WHAT TO WORK ON — Copy out every line of the material below word for word, leaving out the pictures.

ENTRIES SUPPLIED —
* * *

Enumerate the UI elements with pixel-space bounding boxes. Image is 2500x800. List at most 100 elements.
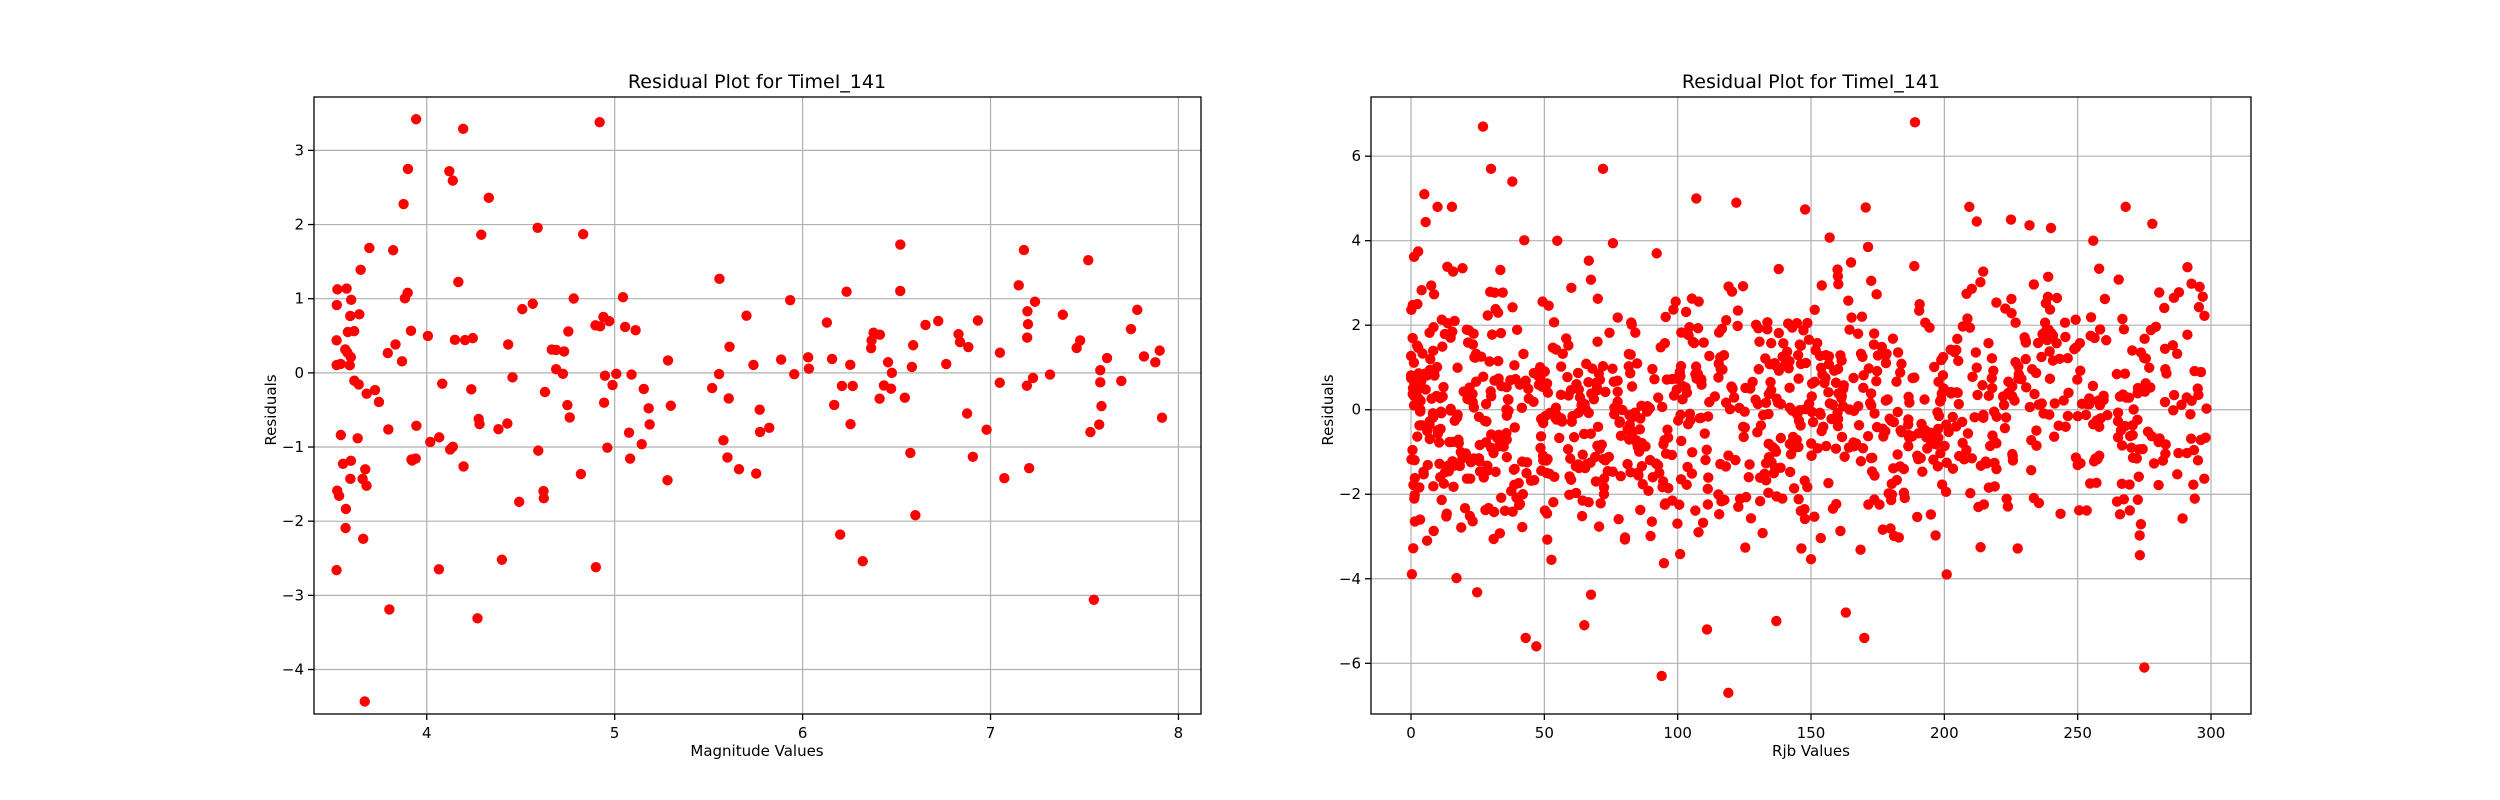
right-chart-point [1754,336,1765,347]
right-chart-point [1794,339,1805,350]
right-chart-point [2111,368,2123,380]
right-chart-point [2167,340,2179,351]
right-chart-point [1412,246,1424,257]
right-chart-point [1660,311,1671,323]
right-chart-point [2026,465,2037,476]
right-chart-point [1563,390,1574,401]
right-chart-point [1442,261,1453,272]
right-chart-point [1407,299,1418,311]
right-chart-point [2091,415,2102,426]
right-chart-point [2024,401,2036,413]
right-chart-point [1723,687,1734,699]
right-chart-point [1428,525,1439,537]
left-chart-point [594,321,606,332]
right-chart-point [1535,431,1547,442]
right-chart-point [2115,425,2127,436]
right-chart-point [1622,458,1633,470]
right-chart-point [1704,350,1715,362]
right-chart-point [1740,491,1752,503]
right-chart-point [1862,241,1874,253]
right-chart-point [1949,346,1960,358]
right-chart-point [1858,382,1869,394]
right-chart-point [1695,412,1707,423]
right-chart-point [1585,274,1597,285]
left-chart-point [1022,319,1034,330]
right-chart-point [1809,376,1820,388]
right-chart-point [1407,444,1418,456]
right-chart-point [1740,542,1751,553]
right-chart-point [1406,568,1418,580]
left-chart-point [449,334,461,346]
right-chart-point [1514,498,1526,510]
right-chart-point [1428,481,1439,492]
left-chart-point [354,309,365,320]
left-chart-point [458,461,469,472]
right-chart-point [1743,471,1754,483]
right-chart-point [1668,304,1679,315]
right-chart-point [1658,439,1669,450]
left-chart-ytick-label: 3 [294,141,304,159]
right-chart-point [1929,361,1940,373]
right-chart-point [2154,287,2165,298]
left-chart-point [1138,351,1150,362]
right-chart-point [2182,262,2193,273]
left-chart-point [399,293,411,304]
right-chart-point [2118,324,2130,335]
left-chart-point [754,404,765,415]
right-chart-point [1917,466,1928,477]
left-chart-point [789,368,800,380]
right-chart-point [1983,390,1995,402]
right-chart-point [1855,348,1867,359]
right-chart-point [1592,421,1604,433]
right-chart-title: Residual Plot for TimeI_141 [1682,71,1940,93]
left-chart-point [434,432,445,443]
right-chart-point [2195,366,2207,378]
right-chart-point [1903,391,1914,403]
right-chart-point [1555,361,1567,372]
right-chart-point [1771,615,1782,627]
left-chart-point [1095,377,1106,388]
right-chart-point [1418,466,1429,478]
left-chart-point [594,117,605,128]
right-chart-point [1407,332,1418,344]
left-chart-point [384,604,395,615]
right-chart-ylabel: Residuals [1319,374,1337,445]
left-chart-point [895,285,906,297]
right-chart-point [1744,459,1755,470]
right-chart-point [2185,409,2196,420]
right-chart-point [1458,386,1469,397]
right-chart-point [1406,454,1417,465]
right-chart-point [1607,466,1618,477]
right-chart-point [1585,589,1597,600]
left-chart-xlabel: Magnitude Values [690,742,823,760]
left-chart-point [398,198,409,210]
right-chart-point [2049,398,2060,409]
right-chart-point [1519,235,1530,246]
left-chart-point [847,380,858,392]
left-chart-point [636,438,647,450]
right-chart-point [1617,404,1628,416]
right-chart-point [1930,530,1941,541]
right-chart-point [2182,329,2193,340]
right-chart-point [1548,497,1559,508]
right-chart-point [1860,202,1871,213]
right-chart-point [1934,396,1946,407]
right-chart-point [1419,189,1430,200]
right-chart-point [1724,404,1736,415]
left-chart-point [882,357,894,368]
left-chart-point [348,325,360,337]
right-chart-xtick-label: 300 [2197,724,2226,742]
right-chart-point [1869,494,1880,505]
left-chart-point [1023,463,1035,474]
right-chart-point [1494,528,1506,539]
right-chart-point [1684,322,1695,333]
right-chart-point [1864,397,1876,409]
right-chart-point [1623,348,1635,360]
right-chart-point [2139,662,2150,673]
right-chart-point [2186,278,2197,289]
right-chart-point [1572,459,1584,470]
right-chart-point [1795,505,1807,517]
right-chart-point [1782,318,1794,329]
right-chart-point [1484,356,1495,367]
right-chart-point [1542,534,1553,545]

* * *

RESULT OF THIS TASK —
Enumerate the UI elements with pixel-space bounding boxes. Image is 2500x800. List at most 100 elements.
right-chart-point [1754,336,1765,347]
right-chart-point [1794,339,1805,350]
right-chart-point [2111,368,2123,380]
right-chart-point [2167,340,2179,351]
right-chart-point [1412,246,1424,257]
right-chart-point [1660,311,1671,323]
right-chart-point [2026,465,2037,476]
right-chart-point [1563,390,1574,401]
right-chart-point [1442,261,1453,272]
right-chart-point [1407,299,1418,311]
right-chart-point [2091,415,2102,426]
right-chart-point [2024,401,2036,413]
right-chart-point [1723,687,1734,699]
right-chart-point [1428,525,1439,537]
left-chart-point [594,321,606,332]
right-chart-point [1535,431,1547,442]
right-chart-point [2115,425,2127,436]
right-chart-point [1622,458,1633,470]
right-chart-point [1704,350,1715,362]
right-chart-point [1740,491,1752,503]
right-chart-point [1862,241,1874,253]
right-chart-point [1949,346,1960,358]
right-chart-point [1858,382,1869,394]
right-chart-point [1695,412,1707,423]
right-chart-point [1585,274,1597,285]
left-chart-point [1022,319,1034,330]
right-chart-point [1809,376,1820,388]
right-chart-point [1407,444,1418,456]
right-chart-point [1740,542,1751,553]
right-chart-point [1406,568,1418,580]
left-chart-point [449,334,461,346]
right-chart-point [1514,498,1526,510]
right-chart-point [1428,481,1439,492]
left-chart-point [354,309,365,320]
left-chart-point [458,461,469,472]
right-chart-point [1743,471,1754,483]
right-chart-point [1668,304,1679,315]
right-chart-point [1658,439,1669,450]
left-chart-ytick-label: 3 [294,141,304,159]
right-chart-point [1929,361,1940,373]
right-chart-point [2154,287,2165,298]
left-chart-point [1138,351,1150,362]
right-chart-point [2182,262,2193,273]
left-chart-point [399,293,411,304]
right-chart-point [2118,324,2130,335]
left-chart-point [754,404,765,415]
right-chart-point [1917,466,1928,477]
left-chart-point [789,368,800,380]
right-chart-point [1983,390,1995,402]
right-chart-point [1855,348,1867,359]
right-chart-point [1592,421,1604,433]
right-chart-title: Residual Plot for TimeI_141 [1682,71,1940,93]
left-chart-point [434,432,445,443]
right-chart-point [2195,366,2207,378]
right-chart-point [1903,391,1914,403]
right-chart-point [1555,361,1567,372]
right-chart-point [1771,615,1782,627]
left-chart-point [1095,377,1106,388]
right-chart-point [1418,466,1429,478]
left-chart-point [594,117,605,128]
right-chart-point [1407,332,1418,344]
left-chart-point [384,604,395,615]
right-chart-ylabel: Residuals [1319,374,1337,445]
left-chart-point [895,285,906,297]
right-chart-point [1744,459,1755,470]
right-chart-point [2185,409,2196,420]
right-chart-point [1458,386,1469,397]
right-chart-point [1406,454,1417,465]
right-chart-point [1607,466,1618,477]
right-chart-point [1585,589,1597,600]
left-chart-xlabel: Magnitude Values [690,742,823,760]
left-chart-point [398,198,409,210]
right-chart-point [2049,398,2060,409]
right-chart-point [1519,235,1530,246]
left-chart-point [847,380,858,392]
left-chart-point [636,438,647,450]
right-chart-point [1617,404,1628,416]
right-chart-point [1930,530,1941,541]
right-chart-point [2182,329,2193,340]
right-chart-point [1548,497,1559,508]
right-chart-point [1860,202,1871,213]
right-chart-point [1934,396,1946,407]
right-chart-point [1419,189,1430,200]
right-chart-point [1724,404,1736,415]
left-chart-point [882,357,894,368]
left-chart-point [348,325,360,337]
right-chart-xtick-label: 300 [2197,724,2226,742]
right-chart-point [1869,494,1880,505]
left-chart-point [1023,463,1035,474]
right-chart-point [1494,528,1506,539]
right-chart-point [1684,322,1695,333]
right-chart-point [1864,397,1876,409]
right-chart-point [1623,348,1635,360]
right-chart-point [2139,662,2150,673]
right-chart-point [2186,278,2197,289]
right-chart-point [1572,459,1584,470]
right-chart-point [1795,505,1807,517]
right-chart-point [1782,318,1794,329]
right-chart-point [1484,356,1495,367]
right-chart-point [1542,534,1553,545]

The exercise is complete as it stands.